== Document segment ==

This cracked me up...but I know it isn't funny when your hard work has been wrecked. Thanks for sharing!


----------



## past (Apr 3, 2011)

I pull up a large loop then push the corner of my work through the loop then snug it up.


----------



## Ellemck (Mar 7, 2011)

patchz said:


> I stick a safety pin through the loop and then back into the same row or I put a stitch marker through the loop and a couple of slip knots with it


I use a bobby pin.


----------



## Klockie (Sep 20, 2011)

jgarrett28 said:


> I ALSO USE A STITCH MARKER SHAPED LIKE A SAFETY PIN. JUST HOOK IT THRU THE LOOP !sorry cap lock was on and too lazy to retype it. So I am not shouting!!!


Me too. Better safe than sorry!


----------



## String Queen (Apr 9, 2012)

I pull up the last stitch loop and put a slip knot in it. Quick to do and undo. My project can then be handled without fear of losing anything.


----------



## User5935 (Feb 9, 2011)

Silver Threads said:


> Yes Grandma Jan unless this character lives at your house


LOVE this!!!

I am new to corchet but I have found slipping the hook through the work a bit helps. Thing is even if the hook comes out, which it often does, the work wont come un-done unless its pulled on. So if its put someplace safe chances of that are slim. My kids know to leave it alone and do 99% of the time, and my cat really doesn't go after yarn except occasionally if its dangling and wriggling as I mess with it. He does, however, like to crawl up on the couch and stretch to get closer and closer to my ball trying to get on it to sleep. Or when I am knitting/crocheting is when our really-really-not-much-of-a-lap-cat,-at-best-lays his-head-and-front-paws-on-the-side-of-your-leg wants to get ON my lap. Its really only when our laps are otherwise busy. Punk! lol


----------



## Rainebo (Apr 22, 2012)

scottybearNSW said:


> I always pull the last stitch up, then take the hook out and lay it through the ball of yarn. The stitch wont come undone, and you shouldnt lose your hook.


Yup! I do the same!


----------



## jacf (May 18, 2012)

That is what I do as well


----------



## susan skipp (Jul 7, 2012)

I pull the loop up,the safty pin is a good idea.I used to have a dog tha nicked my knitting when ever I left the room


----------



## RobbiD (Nov 13, 2012)

Looks like someone who lives at MY house! LOL.



Silver Threads said:


> Yes Grandma Jan unless this character lives at your house


----------



## lorbrown1 (Jan 1, 2013)

Silver Threads said:


> Yes Grandma Jan unless this character lives at your house


Oh my Gosh...is he caught in the act, or what?? How cute, reminds me of a recent episode with my dog. I have an open floor plan where my living room, dining room and hallway are a circle--so you probably know where I'm going with this tale. I came downstairs one morning and was greeted with several strands of pink yarn wrapped around the center wall! The little darling had picked up the knitted project and trotted around the rooms (about 30 feet in a circle 4 or 5 times around)--she must have gotten bored and hopped back up on the couch where she found the project. As I looked over to the the couch, there she was with the project tucked under her snout with that same look your kitty has. When she saw me, I guess she thought it was a good idea to bring it to me, tail wagging, further unraveling...I'm more attentive to where I leave my stuff now.

== Objective ==
Render this sentence from the forum thread on keeping unfinished work from unraveling in Spanish: "I pull up the last stitch loop and put a slip knot in it."

Element and box listings:
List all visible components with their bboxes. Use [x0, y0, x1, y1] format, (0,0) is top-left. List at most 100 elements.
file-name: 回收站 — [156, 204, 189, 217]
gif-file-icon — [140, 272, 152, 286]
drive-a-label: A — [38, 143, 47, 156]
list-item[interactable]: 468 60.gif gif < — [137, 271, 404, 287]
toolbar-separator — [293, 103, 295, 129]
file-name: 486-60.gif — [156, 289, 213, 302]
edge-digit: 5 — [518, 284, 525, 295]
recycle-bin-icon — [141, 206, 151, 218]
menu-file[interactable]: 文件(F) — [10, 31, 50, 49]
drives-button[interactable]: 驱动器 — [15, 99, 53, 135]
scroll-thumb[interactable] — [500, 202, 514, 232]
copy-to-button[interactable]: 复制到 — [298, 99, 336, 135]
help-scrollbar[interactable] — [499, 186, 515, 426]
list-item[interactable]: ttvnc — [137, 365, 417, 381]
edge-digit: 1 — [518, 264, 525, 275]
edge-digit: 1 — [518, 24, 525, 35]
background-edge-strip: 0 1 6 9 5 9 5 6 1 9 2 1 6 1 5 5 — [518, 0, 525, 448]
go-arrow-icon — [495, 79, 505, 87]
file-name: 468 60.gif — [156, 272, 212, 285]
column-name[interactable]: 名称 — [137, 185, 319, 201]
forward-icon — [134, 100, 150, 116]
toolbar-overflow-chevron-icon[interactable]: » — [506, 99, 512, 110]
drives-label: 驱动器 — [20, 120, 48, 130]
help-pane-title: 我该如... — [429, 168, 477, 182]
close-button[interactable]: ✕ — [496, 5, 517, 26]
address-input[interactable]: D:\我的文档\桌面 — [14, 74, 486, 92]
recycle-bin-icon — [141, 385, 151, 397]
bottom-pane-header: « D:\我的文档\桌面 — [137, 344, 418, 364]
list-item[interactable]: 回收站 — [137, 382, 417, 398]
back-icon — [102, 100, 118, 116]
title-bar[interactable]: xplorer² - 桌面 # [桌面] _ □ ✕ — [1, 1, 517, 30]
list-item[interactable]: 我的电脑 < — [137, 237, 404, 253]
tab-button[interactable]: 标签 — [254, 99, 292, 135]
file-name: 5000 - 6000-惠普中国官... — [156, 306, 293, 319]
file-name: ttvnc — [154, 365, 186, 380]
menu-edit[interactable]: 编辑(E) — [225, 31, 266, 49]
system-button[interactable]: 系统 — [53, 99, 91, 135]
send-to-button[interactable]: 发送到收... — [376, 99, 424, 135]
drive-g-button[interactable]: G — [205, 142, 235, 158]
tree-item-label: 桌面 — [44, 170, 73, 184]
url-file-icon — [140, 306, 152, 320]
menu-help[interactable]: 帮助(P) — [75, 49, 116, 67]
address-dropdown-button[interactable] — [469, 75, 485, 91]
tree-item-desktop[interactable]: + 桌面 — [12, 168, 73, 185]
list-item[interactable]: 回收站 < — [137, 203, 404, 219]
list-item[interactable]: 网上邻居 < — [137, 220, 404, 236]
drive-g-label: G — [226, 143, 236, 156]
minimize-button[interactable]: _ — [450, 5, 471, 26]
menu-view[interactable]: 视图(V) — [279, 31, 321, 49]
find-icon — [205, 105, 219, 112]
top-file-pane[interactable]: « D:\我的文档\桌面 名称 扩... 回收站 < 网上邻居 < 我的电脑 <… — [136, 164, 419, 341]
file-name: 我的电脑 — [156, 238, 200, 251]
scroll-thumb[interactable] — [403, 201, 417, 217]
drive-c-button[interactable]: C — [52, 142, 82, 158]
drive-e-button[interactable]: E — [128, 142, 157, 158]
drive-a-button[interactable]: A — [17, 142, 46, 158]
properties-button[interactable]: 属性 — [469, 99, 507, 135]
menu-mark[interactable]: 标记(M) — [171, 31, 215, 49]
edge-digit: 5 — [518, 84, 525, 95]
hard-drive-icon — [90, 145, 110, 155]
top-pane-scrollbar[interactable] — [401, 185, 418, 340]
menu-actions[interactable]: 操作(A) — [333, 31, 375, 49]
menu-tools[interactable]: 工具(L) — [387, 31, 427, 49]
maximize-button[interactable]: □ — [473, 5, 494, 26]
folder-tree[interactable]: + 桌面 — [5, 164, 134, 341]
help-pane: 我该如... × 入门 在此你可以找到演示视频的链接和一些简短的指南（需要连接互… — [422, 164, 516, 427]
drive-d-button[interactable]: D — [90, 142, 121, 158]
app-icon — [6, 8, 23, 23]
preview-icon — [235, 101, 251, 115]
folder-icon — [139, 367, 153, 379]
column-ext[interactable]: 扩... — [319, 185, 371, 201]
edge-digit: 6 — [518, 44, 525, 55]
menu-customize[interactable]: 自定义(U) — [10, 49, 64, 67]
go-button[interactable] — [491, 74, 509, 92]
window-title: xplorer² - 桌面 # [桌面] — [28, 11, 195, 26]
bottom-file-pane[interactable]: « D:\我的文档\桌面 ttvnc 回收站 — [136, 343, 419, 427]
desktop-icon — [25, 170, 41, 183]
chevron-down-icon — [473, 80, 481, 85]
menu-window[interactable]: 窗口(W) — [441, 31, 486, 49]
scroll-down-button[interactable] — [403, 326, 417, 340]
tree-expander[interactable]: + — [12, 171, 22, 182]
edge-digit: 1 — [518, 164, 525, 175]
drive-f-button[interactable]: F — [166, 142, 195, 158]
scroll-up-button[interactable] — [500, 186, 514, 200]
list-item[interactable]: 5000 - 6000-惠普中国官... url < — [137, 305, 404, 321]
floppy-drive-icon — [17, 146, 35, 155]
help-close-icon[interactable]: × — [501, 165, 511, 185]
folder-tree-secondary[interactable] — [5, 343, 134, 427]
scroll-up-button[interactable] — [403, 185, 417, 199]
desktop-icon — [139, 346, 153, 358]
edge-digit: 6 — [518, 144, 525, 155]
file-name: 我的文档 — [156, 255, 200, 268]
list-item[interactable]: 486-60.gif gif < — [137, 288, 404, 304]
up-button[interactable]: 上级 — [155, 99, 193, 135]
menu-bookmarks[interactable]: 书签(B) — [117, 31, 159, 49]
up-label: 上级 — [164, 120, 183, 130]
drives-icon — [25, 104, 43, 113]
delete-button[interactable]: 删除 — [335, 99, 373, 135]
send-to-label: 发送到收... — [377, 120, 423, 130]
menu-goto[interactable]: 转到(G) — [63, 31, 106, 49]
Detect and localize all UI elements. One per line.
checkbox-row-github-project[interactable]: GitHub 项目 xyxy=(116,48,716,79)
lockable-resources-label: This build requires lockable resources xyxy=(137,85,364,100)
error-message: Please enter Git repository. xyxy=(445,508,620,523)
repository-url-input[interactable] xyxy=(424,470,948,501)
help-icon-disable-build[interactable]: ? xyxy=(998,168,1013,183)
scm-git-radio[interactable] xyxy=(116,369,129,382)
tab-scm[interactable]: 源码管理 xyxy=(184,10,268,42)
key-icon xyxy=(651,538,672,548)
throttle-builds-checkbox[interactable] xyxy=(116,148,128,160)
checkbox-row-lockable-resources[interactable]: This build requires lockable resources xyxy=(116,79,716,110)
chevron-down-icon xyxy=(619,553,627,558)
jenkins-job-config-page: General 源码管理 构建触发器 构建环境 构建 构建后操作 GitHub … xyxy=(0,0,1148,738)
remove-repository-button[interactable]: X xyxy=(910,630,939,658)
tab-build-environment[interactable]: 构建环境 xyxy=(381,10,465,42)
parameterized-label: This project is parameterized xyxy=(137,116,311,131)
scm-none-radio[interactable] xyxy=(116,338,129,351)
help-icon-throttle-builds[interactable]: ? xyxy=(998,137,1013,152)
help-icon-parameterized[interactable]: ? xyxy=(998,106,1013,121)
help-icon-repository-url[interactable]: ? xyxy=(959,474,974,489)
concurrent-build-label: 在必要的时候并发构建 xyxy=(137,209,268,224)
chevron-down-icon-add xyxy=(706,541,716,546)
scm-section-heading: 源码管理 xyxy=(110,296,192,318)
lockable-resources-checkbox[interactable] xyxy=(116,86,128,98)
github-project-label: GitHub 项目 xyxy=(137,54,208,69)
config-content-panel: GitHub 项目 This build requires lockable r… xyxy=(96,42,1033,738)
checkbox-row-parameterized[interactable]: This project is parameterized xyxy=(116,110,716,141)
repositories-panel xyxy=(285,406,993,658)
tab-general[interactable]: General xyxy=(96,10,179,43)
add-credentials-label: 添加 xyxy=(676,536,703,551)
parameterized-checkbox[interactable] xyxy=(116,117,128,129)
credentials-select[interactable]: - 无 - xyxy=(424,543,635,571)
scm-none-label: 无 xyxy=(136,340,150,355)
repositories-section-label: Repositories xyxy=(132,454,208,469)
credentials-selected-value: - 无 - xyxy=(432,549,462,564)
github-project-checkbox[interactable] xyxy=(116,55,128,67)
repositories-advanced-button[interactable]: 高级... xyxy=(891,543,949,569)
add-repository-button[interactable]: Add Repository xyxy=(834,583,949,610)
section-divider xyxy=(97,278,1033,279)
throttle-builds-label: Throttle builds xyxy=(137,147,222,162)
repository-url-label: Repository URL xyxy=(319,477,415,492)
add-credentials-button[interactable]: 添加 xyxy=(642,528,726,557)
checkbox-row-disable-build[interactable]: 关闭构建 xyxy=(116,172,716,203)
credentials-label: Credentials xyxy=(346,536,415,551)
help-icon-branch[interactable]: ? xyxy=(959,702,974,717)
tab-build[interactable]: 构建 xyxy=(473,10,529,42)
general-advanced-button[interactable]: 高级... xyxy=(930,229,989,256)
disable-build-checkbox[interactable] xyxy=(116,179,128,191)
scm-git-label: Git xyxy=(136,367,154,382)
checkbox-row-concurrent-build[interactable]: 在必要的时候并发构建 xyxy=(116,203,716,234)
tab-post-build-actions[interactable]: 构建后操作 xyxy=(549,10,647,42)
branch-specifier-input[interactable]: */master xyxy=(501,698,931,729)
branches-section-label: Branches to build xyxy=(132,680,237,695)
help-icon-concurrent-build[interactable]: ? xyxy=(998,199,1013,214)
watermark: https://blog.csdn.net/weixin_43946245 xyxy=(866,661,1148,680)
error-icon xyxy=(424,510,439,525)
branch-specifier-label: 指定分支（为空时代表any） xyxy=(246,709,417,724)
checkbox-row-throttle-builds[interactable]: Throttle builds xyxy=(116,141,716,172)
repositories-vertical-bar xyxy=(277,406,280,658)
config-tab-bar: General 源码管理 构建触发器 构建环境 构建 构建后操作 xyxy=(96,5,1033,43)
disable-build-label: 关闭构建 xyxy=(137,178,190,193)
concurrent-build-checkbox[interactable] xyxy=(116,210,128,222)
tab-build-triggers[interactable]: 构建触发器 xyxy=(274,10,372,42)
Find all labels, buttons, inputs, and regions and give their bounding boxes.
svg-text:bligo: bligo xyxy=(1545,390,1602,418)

== Correct answer ==
Saco hacia arriba el bucle del último punto y le hago un nudo corredizo.